>>>

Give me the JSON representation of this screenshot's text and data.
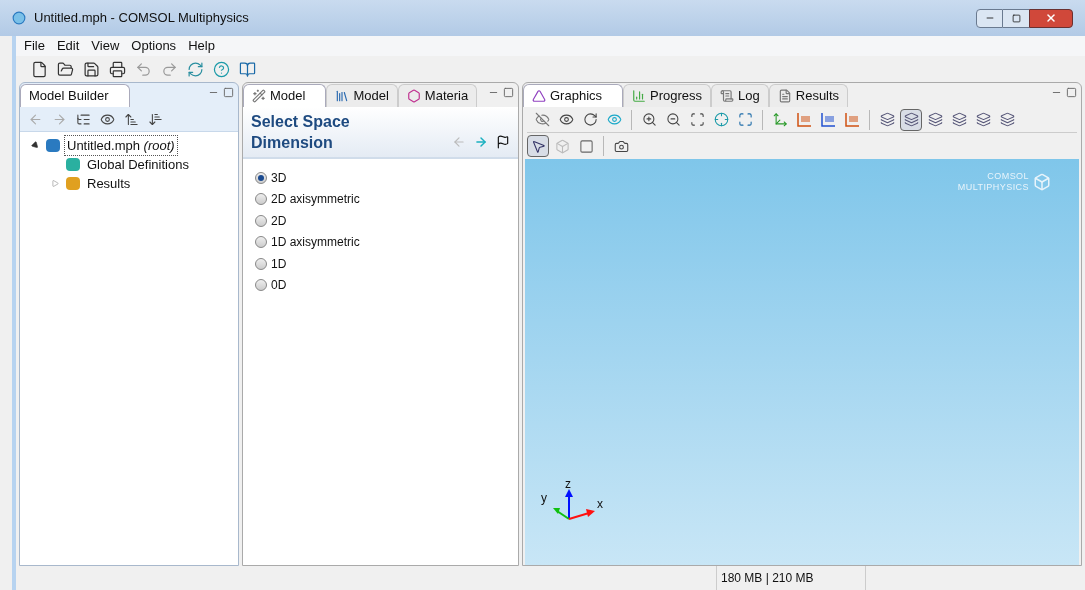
{
  "window": {
    "title": "Untitled.mph - COMSOL Multiphysics"
  },
  "menu": [
    "File",
    "Edit",
    "View",
    "Options",
    "Help"
  ],
  "main_toolbar": [
    {
      "kind": "new"
    },
    {
      "kind": "open"
    },
    {
      "kind": "save"
    },
    {
      "kind": "print"
    },
    {
      "kind": "undo"
    },
    {
      "kind": "redo"
    },
    {
      "kind": "refresh"
    },
    {
      "kind": "help"
    },
    {
      "kind": "docs"
    }
  ],
  "model_builder": {
    "tabs": [
      {
        "label": "Model Builder",
        "selected": true
      }
    ],
    "toolbar": [
      {
        "kind": "back"
      },
      {
        "kind": "forward"
      },
      {
        "kind": "list"
      },
      {
        "kind": "show"
      },
      {
        "kind": "sortup"
      },
      {
        "kind": "sortdown"
      }
    ],
    "tree": [
      {
        "label": "Untitled.mph *(root)*",
        "expanded": true,
        "kind": "model",
        "selected": true,
        "children": [
          {
            "label": "Global Definitions",
            "kind": "defs",
            "selected": false
          },
          {
            "label": "Results",
            "kind": "results",
            "expanded": false,
            "selected": false
          }
        ]
      }
    ]
  },
  "wizard": {
    "tabs": [
      {
        "label": "Model",
        "selected": true,
        "kind": "wand"
      },
      {
        "label": "Model",
        "selected": false,
        "kind": "library"
      },
      {
        "label": "Materia",
        "selected": false,
        "kind": "material"
      }
    ],
    "heading": "Select Space Dimension",
    "options": [
      {
        "label": "3D",
        "selected": true
      },
      {
        "label": "2D axisymmetric",
        "selected": false
      },
      {
        "label": "2D",
        "selected": false
      },
      {
        "label": "1D axisymmetric",
        "selected": false
      },
      {
        "label": "1D",
        "selected": false
      },
      {
        "label": "0D",
        "selected": false
      }
    ]
  },
  "graphics": {
    "tabs": [
      {
        "label": "Graphics",
        "selected": true,
        "kind": "graphics"
      },
      {
        "label": "Progress",
        "selected": false,
        "kind": "progress"
      },
      {
        "label": "Log",
        "selected": false,
        "kind": "log"
      },
      {
        "label": "Results",
        "selected": false,
        "kind": "results"
      }
    ],
    "toolbar": [
      {
        "kind": "hide",
        "pressed": false
      },
      {
        "kind": "eye",
        "pressed": false
      },
      {
        "kind": "rotate",
        "pressed": false
      },
      {
        "kind": "view",
        "pressed": false
      },
      {
        "kind": "sep"
      },
      {
        "kind": "zoomin",
        "pressed": false
      },
      {
        "kind": "zoomout",
        "pressed": false
      },
      {
        "kind": "zoombox",
        "pressed": false
      },
      {
        "kind": "center",
        "pressed": false
      },
      {
        "kind": "extents",
        "pressed": false
      },
      {
        "kind": "sep"
      },
      {
        "kind": "axes",
        "pressed": false
      },
      {
        "kind": "xy",
        "pressed": false
      },
      {
        "kind": "yz",
        "pressed": false
      },
      {
        "kind": "zx",
        "pressed": false
      },
      {
        "kind": "sep"
      },
      {
        "kind": "shape",
        "pressed": false
      },
      {
        "kind": "shape",
        "pressed": true
      },
      {
        "kind": "shape",
        "pressed": false
      },
      {
        "kind": "shape",
        "pressed": false
      },
      {
        "kind": "shape",
        "pressed": false
      },
      {
        "kind": "shape",
        "pressed": false
      }
    ],
    "toolbar_2": [
      {
        "kind": "select",
        "pressed": true
      },
      {
        "kind": "cube",
        "pressed": false
      },
      {
        "kind": "wire",
        "pressed": false
      },
      {
        "kind": "sep"
      },
      {
        "kind": "camera",
        "pressed": false
      }
    ],
    "logo": [
      "COMSOL",
      "MULTIPHYSICS"
    ],
    "axes": {
      "x": "x",
      "y": "y",
      "z": "z"
    }
  },
  "status_bar": {
    "memory": "180 MB | 210 MB"
  }
}
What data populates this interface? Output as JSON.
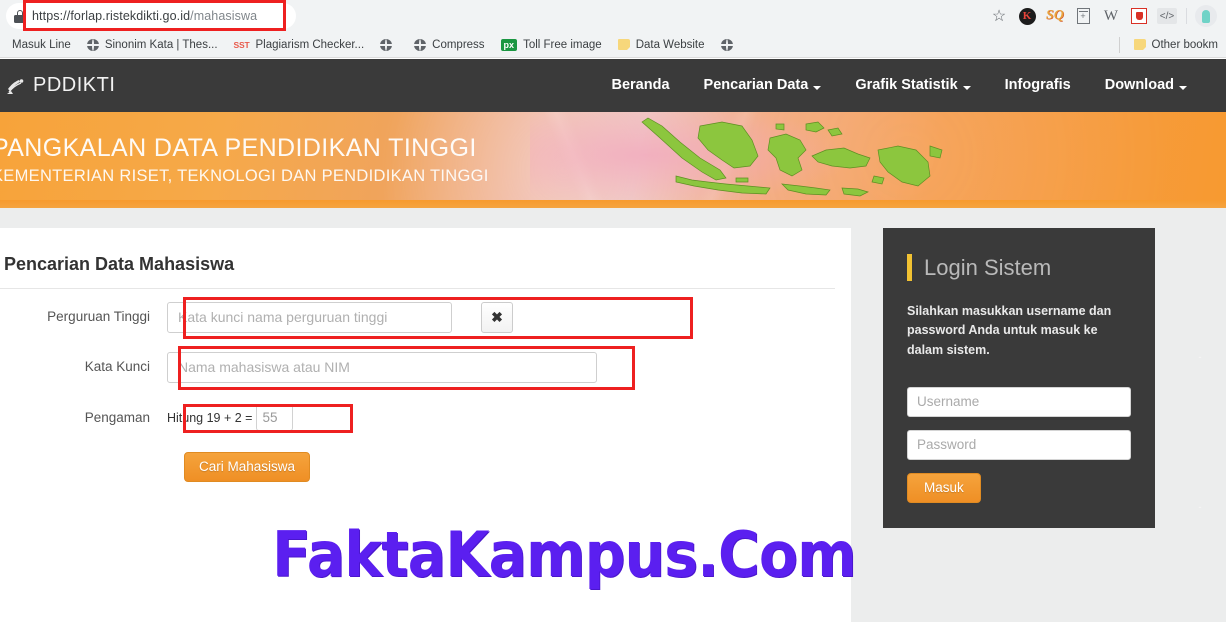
{
  "browser": {
    "url_secure_part": "https://forlap.ristekdikti.go.id",
    "url_path": "/mahasiswa",
    "lock_icon": "lock-icon",
    "star_icon": "bookmark-star-icon",
    "extensions": [
      {
        "name": "kaspersky-extension-icon",
        "label": "K"
      },
      {
        "name": "sq-extension-icon",
        "label": "SQ"
      },
      {
        "name": "document-extension-icon",
        "label": "+"
      },
      {
        "name": "wikipedia-extension-icon",
        "label": "W"
      },
      {
        "name": "adblock-shield-extension-icon",
        "label": ""
      },
      {
        "name": "code-extension-icon",
        "label": "</>"
      }
    ],
    "bookmarks": [
      {
        "label": "Masuk Line",
        "icon": "none"
      },
      {
        "label": "Sinonim Kata | Thes...",
        "icon": "globe-icon"
      },
      {
        "label": "Plagiarism Checker...",
        "icon": "sst-icon"
      },
      {
        "label": "",
        "icon": "globe-icon"
      },
      {
        "label": "Compress",
        "icon": "globe-icon"
      },
      {
        "label": "Toll Free image",
        "icon": "px-icon"
      },
      {
        "label": "Data Website",
        "icon": "folder-icon"
      },
      {
        "label": "",
        "icon": "globe-icon"
      }
    ],
    "other_bookmarks": "Other bookm"
  },
  "site": {
    "brand": "PDDIKTI",
    "nav": [
      {
        "label": "Beranda",
        "caret": false
      },
      {
        "label": "Pencarian Data",
        "caret": true
      },
      {
        "label": "Grafik Statistik",
        "caret": true
      },
      {
        "label": "Infografis",
        "caret": false
      },
      {
        "label": "Download",
        "caret": true
      }
    ],
    "banner": {
      "line1": "PANGKALAN DATA PENDIDIKAN TINGGI",
      "line2": "KEMENTERIAN RISET, TEKNOLOGI DAN PENDIDIKAN TINGGI",
      "map_icon": "indonesia-map-image"
    }
  },
  "form": {
    "title": "Pencarian Data Mahasiswa",
    "labels": {
      "perguruan_tinggi": "Perguruan Tinggi",
      "kata_kunci": "Kata Kunci",
      "pengaman": "Pengaman"
    },
    "perguruan_tinggi_placeholder": "Kata kunci nama perguruan tinggi",
    "perguruan_tinggi_value": "",
    "kata_kunci_placeholder": "Nama mahasiswa atau NIM",
    "kata_kunci_value": "",
    "clear_button": "✖",
    "captcha_question": "Hitung 19 + 2 =",
    "captcha_value": "55",
    "submit_label": "Cari Mahasiswa"
  },
  "login": {
    "title": "Login Sistem",
    "description": "Silahkan masukkan username dan password Anda untuk masuk ke dalam sistem.",
    "username_placeholder": "Username",
    "username_value": "",
    "password_placeholder": "Password",
    "password_value": "",
    "submit_label": "Masuk"
  },
  "watermark": "FaktaKampus.Com",
  "colors": {
    "nav_dark": "#3a3a3a",
    "accent_orange": "#f5a33c",
    "highlight_red": "#ee2020",
    "login_accent_yellow": "#f2c232",
    "watermark_purple": "#5b1ff0"
  }
}
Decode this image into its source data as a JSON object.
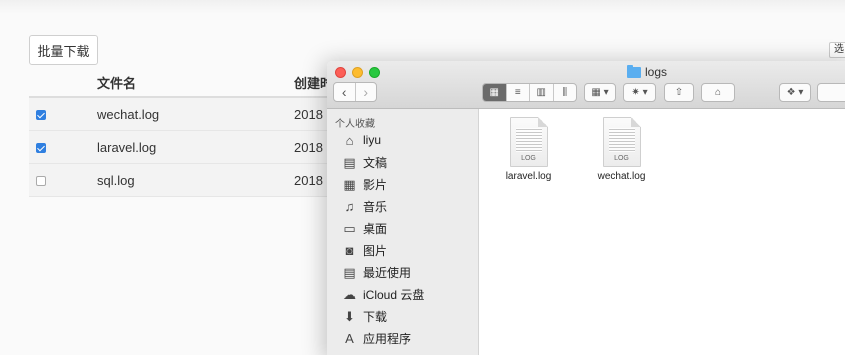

<<<

▸ **WHAT YOU HAVE TO DO**
Every line above should be returned exactly; the pictures stay out.

▸ **WRITTEN ANSWER**
Give me the JSON representation of this screenshot's text and data.
{
  "window": {
    "title": "Untitled.mph - COMSOL Multiphysics"
  },
  "menu": [
    "File",
    "Edit",
    "View",
    "Options",
    "Help"
  ],
  "main_toolbar": [
    {
      "kind": "new"
    },
    {
      "kind": "open"
    },
    {
      "kind": "save"
    },
    {
      "kind": "print"
    },
    {
      "kind": "undo"
    },
    {
      "kind": "redo"
    },
    {
      "kind": "refresh"
    },
    {
      "kind": "help"
    },
    {
      "kind": "docs"
    }
  ],
  "model_builder": {
    "tabs": [
      {
        "label": "Model Builder",
        "selected": true
      }
    ],
    "toolbar": [
      {
        "kind": "back"
      },
      {
        "kind": "forward"
      },
      {
        "kind": "list"
      },
      {
        "kind": "show"
      },
      {
        "kind": "sortup"
      },
      {
        "kind": "sortdown"
      }
    ],
    "tree": [
      {
        "label": "Untitled.mph *(root)*",
        "expanded": true,
        "kind": "model",
        "selected": true,
        "children": [
          {
            "label": "Global Definitions",
            "kind": "defs",
            "selected": false
          },
          {
            "label": "Results",
            "kind": "results",
            "expanded": false,
            "selected": false
          }
        ]
      }
    ]
  },
  "wizard": {
    "tabs": [
      {
        "label": "Model",
        "selected": true,
        "kind": "wand"
      },
      {
        "label": "Model",
        "selected": false,
        "kind": "library"
      },
      {
        "label": "Materia",
        "selected": false,
        "kind": "material"
      }
    ],
    "heading": "Select Space Dimension",
    "options": [
      {
        "label": "3D",
        "selected": true
      },
      {
        "label": "2D axisymmetric",
        "selected": false
      },
      {
        "label": "2D",
        "selected": false
      },
      {
        "label": "1D axisymmetric",
        "selected": false
      },
      {
        "label": "1D",
        "selected": false
      },
      {
        "label": "0D",
        "selected": false
      }
    ]
  },
  "graphics": {
    "tabs": [
      {
        "label": "Graphics",
        "selected": true,
        "kind": "graphics"
      },
      {
        "label": "Progress",
        "selected": false,
        "kind": "progress"
      },
      {
        "label": "Log",
        "selected": false,
        "kind": "log"
      },
      {
        "label": "Results",
        "selected": false,
        "kind": "results"
      }
    ],
    "toolbar": [
      {
        "kind": "hide",
        "pressed": false
      },
      {
        "kind": "eye",
        "pressed": false
      },
      {
        "kind": "rotate",
        "pressed": false
      },
      {
        "kind": "view",
        "pressed": false
      },
      {
        "kind": "sep"
      },
      {
        "kind": "zoomin",
        "pressed": false
      },
      {
        "kind": "zoomout",
        "pressed": false
      },
      {
        "kind": "zoombox",
        "pressed": false
      },
      {
        "kind": "center",
        "pressed": false
      },
      {
        "kind": "extents",
        "pressed": false
      },
      {
        "kind": "sep"
      },
      {
        "kind": "axes",
        "pressed": false
      },
      {
        "kind": "xy",
        "pressed": false
      },
      {
        "kind": "yz",
        "pressed": false
      },
      {
        "kind": "zx",
        "pressed": false
      },
      {
        "kind": "sep"
      },
      {
        "kind": "shape",
        "pressed": false
      },
      {
        "kind": "shape",
        "pressed": true
      },
      {
        "kind": "shape",
        "pressed": false
      },
      {
        "kind": "shape",
        "pressed": false
      },
      {
        "kind": "shape",
        "pressed": false
      },
      {
        "kind": "shape",
        "pressed": false
      }
    ],
    "toolbar_2": [
      {
        "kind": "select",
        "pressed": true
      },
      {
        "kind": "cube",
        "pressed": false
      },
      {
        "kind": "wire",
        "pressed": false
      },
      {
        "kind": "sep"
      },
      {
        "kind": "camera",
        "pressed": false
      }
    ],
    "logo": [
      "COMSOL",
      "MULTIPHYSICS"
    ],
    "axes": {
      "x": "x",
      "y": "y",
      "z": "z"
    }
  },
  "status_bar": {
    "memory": "180 MB | 210 MB"
  }
}
What data populates this interface? Output as JSON.
{
  "browser": {
    "url_secure_part": "https://forlap.ristekdikti.go.id",
    "url_path": "/mahasiswa",
    "lock_icon": "lock-icon",
    "star_icon": "bookmark-star-icon",
    "extensions": [
      {
        "name": "kaspersky-extension-icon",
        "label": "K"
      },
      {
        "name": "sq-extension-icon",
        "label": "SQ"
      },
      {
        "name": "document-extension-icon",
        "label": "+"
      },
      {
        "name": "wikipedia-extension-icon",
        "label": "W"
      },
      {
        "name": "adblock-shield-extension-icon",
        "label": ""
      },
      {
        "name": "code-extension-icon",
        "label": "</>"
      }
    ],
    "bookmarks": [
      {
        "label": "Masuk Line",
        "icon": "none"
      },
      {
        "label": "Sinonim Kata | Thes...",
        "icon": "globe-icon"
      },
      {
        "label": "Plagiarism Checker...",
        "icon": "sst-icon"
      },
      {
        "label": "",
        "icon": "globe-icon"
      },
      {
        "label": "Compress",
        "icon": "globe-icon"
      },
      {
        "label": "Toll Free image",
        "icon": "px-icon"
      },
      {
        "label": "Data Website",
        "icon": "folder-icon"
      },
      {
        "label": "",
        "icon": "globe-icon"
      }
    ],
    "other_bookmarks": "Other bookm"
  },
  "site": {
    "brand": "PDDIKTI",
    "nav": [
      {
        "label": "Beranda",
        "caret": false
      },
      {
        "label": "Pencarian Data",
        "caret": true
      },
      {
        "label": "Grafik Statistik",
        "caret": true
      },
      {
        "label": "Infografis",
        "caret": false
      },
      {
        "label": "Download",
        "caret": true
      }
    ],
    "banner": {
      "line1": "PANGKALAN DATA PENDIDIKAN TINGGI",
      "line2": "KEMENTERIAN RISET, TEKNOLOGI DAN PENDIDIKAN TINGGI",
      "map_icon": "indonesia-map-image"
    }
  },
  "form": {
    "title": "Pencarian Data Mahasiswa",
    "labels": {
      "perguruan_tinggi": "Perguruan Tinggi",
      "kata_kunci": "Kata Kunci",
      "pengaman": "Pengaman"
    },
    "perguruan_tinggi_placeholder": "Kata kunci nama perguruan tinggi",
    "perguruan_tinggi_value": "",
    "kata_kunci_placeholder": "Nama mahasiswa atau NIM",
    "kata_kunci_value": "",
    "clear_button": "✖",
    "captcha_question": "Hitung 19 + 2 =",
    "captcha_value": "55",
    "submit_label": "Cari Mahasiswa"
  },
  "login": {
    "title": "Login Sistem",
    "description": "Silahkan masukkan username dan password Anda untuk masuk ke dalam sistem.",
    "username_placeholder": "Username",
    "username_value": "",
    "password_placeholder": "Password",
    "password_value": "",
    "submit_label": "Masuk"
  },
  "watermark": "FaktaKampus.Com",
  "colors": {
    "nav_dark": "#3a3a3a",
    "accent_orange": "#f5a33c",
    "highlight_red": "#ee2020",
    "login_accent_yellow": "#f2c232",
    "watermark_purple": "#5b1ff0"
  }
}
Decode this image into its source data as a JSON object.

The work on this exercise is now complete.